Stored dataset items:
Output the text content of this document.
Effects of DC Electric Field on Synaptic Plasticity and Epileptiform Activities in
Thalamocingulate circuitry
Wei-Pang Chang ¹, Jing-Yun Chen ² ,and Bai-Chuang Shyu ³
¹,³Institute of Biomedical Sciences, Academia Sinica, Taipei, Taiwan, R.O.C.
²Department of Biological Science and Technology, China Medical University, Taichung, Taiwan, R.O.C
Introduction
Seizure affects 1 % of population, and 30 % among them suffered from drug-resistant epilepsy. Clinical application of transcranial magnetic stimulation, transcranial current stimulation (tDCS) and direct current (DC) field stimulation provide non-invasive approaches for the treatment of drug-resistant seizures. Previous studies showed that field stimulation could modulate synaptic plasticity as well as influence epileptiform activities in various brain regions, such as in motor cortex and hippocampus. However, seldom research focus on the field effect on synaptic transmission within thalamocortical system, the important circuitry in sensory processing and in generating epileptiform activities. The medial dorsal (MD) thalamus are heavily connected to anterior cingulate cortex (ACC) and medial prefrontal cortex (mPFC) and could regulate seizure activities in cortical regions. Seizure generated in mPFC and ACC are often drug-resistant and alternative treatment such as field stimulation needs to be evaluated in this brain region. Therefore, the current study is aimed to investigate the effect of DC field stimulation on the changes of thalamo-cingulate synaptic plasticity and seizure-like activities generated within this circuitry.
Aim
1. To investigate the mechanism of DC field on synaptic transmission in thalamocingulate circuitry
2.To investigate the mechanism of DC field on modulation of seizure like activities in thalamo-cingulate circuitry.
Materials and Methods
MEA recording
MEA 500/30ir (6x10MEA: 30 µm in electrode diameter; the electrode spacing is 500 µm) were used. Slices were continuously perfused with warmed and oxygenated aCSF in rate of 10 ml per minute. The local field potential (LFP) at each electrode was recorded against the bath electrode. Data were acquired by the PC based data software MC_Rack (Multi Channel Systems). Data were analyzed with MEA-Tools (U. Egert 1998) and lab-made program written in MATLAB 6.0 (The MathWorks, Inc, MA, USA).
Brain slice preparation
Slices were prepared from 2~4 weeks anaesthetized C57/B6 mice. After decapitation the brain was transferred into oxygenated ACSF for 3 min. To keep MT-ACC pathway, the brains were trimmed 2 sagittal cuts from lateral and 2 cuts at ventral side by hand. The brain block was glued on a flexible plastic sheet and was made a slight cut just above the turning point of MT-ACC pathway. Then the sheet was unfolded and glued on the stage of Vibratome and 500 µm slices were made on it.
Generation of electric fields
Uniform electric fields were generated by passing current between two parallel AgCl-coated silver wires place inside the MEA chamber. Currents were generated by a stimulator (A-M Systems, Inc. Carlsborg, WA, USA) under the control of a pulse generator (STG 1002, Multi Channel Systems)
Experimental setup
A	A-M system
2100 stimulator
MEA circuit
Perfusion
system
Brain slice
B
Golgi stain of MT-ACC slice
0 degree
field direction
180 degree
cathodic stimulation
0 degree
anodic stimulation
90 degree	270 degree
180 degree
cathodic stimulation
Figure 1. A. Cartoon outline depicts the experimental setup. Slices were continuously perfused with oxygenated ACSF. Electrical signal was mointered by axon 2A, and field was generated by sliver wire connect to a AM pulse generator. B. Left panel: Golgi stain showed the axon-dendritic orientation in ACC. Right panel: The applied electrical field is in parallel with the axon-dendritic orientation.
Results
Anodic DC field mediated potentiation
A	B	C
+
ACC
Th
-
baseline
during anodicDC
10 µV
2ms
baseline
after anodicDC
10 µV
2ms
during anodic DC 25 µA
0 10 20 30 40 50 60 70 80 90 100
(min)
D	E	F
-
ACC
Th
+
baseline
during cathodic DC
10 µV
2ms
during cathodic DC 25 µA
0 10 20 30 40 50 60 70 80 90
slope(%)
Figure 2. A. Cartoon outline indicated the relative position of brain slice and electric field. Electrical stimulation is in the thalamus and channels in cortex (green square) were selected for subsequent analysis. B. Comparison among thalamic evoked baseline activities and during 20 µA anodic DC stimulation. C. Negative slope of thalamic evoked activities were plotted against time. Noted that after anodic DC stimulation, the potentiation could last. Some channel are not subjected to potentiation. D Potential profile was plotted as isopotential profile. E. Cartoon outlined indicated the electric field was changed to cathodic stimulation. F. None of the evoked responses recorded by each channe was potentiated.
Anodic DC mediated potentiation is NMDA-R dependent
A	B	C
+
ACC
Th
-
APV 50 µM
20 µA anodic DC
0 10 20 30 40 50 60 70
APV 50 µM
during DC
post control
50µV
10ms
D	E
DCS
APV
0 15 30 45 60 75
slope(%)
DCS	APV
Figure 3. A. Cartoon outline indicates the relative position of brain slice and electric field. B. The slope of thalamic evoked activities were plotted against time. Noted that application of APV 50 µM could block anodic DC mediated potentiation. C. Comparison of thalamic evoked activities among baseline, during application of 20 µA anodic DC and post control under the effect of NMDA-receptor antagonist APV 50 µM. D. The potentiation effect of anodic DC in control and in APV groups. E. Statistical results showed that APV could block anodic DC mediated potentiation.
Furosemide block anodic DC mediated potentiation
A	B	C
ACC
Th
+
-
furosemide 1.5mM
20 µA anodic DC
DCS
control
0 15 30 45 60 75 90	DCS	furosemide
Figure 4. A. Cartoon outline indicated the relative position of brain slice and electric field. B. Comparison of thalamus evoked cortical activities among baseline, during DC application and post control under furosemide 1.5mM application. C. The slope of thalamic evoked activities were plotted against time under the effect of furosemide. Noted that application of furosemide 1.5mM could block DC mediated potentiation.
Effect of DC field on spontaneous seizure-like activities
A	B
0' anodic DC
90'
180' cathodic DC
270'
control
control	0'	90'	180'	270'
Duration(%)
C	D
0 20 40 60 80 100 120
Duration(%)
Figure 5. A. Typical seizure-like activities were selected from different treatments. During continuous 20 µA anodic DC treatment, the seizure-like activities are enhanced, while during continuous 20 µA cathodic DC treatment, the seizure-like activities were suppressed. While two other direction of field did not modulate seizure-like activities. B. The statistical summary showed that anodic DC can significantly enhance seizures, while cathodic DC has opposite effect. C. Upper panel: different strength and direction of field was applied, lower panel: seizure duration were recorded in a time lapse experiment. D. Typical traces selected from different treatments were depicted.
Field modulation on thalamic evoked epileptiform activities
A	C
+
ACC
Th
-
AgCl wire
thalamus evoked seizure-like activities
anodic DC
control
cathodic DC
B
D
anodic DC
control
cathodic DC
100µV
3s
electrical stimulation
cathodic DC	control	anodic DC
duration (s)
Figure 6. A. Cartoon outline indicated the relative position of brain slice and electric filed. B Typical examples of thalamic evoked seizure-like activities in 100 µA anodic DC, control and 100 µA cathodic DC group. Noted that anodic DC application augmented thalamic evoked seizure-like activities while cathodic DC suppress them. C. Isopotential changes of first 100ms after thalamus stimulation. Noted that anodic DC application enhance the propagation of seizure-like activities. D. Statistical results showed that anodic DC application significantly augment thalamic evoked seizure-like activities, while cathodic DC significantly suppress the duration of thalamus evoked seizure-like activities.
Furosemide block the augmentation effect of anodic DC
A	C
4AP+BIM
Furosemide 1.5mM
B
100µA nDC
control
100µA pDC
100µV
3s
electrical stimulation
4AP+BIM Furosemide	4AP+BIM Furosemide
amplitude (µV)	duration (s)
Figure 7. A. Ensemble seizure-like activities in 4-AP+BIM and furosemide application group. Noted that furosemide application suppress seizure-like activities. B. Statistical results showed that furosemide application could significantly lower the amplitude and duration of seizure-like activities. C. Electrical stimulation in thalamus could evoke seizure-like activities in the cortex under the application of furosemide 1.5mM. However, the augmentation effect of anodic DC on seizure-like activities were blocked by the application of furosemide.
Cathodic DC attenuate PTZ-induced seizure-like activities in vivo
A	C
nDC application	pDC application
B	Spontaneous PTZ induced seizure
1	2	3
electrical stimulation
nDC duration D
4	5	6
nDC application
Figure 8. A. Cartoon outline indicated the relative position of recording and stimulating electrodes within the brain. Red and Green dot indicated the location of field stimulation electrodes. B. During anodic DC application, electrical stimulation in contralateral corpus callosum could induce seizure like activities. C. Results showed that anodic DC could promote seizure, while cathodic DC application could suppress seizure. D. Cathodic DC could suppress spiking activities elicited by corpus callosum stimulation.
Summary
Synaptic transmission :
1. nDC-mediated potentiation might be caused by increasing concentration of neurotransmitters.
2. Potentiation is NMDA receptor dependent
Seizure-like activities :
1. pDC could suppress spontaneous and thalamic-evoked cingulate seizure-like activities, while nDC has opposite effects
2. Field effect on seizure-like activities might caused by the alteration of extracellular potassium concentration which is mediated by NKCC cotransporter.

Directive:
Search the lines for the string "AgCl" and copy every line that has it.

Solved problem:
Uniform electric fields were generated by passing current between two parallel AgCl-coated silver wires place inside the MEA chamber. Currents were generated by a stimulator (A-M Systems, Inc. Carlsborg, WA, USA) under the control of a pulse generator (STG 1002, Multi Channel Systems)
AgCl wire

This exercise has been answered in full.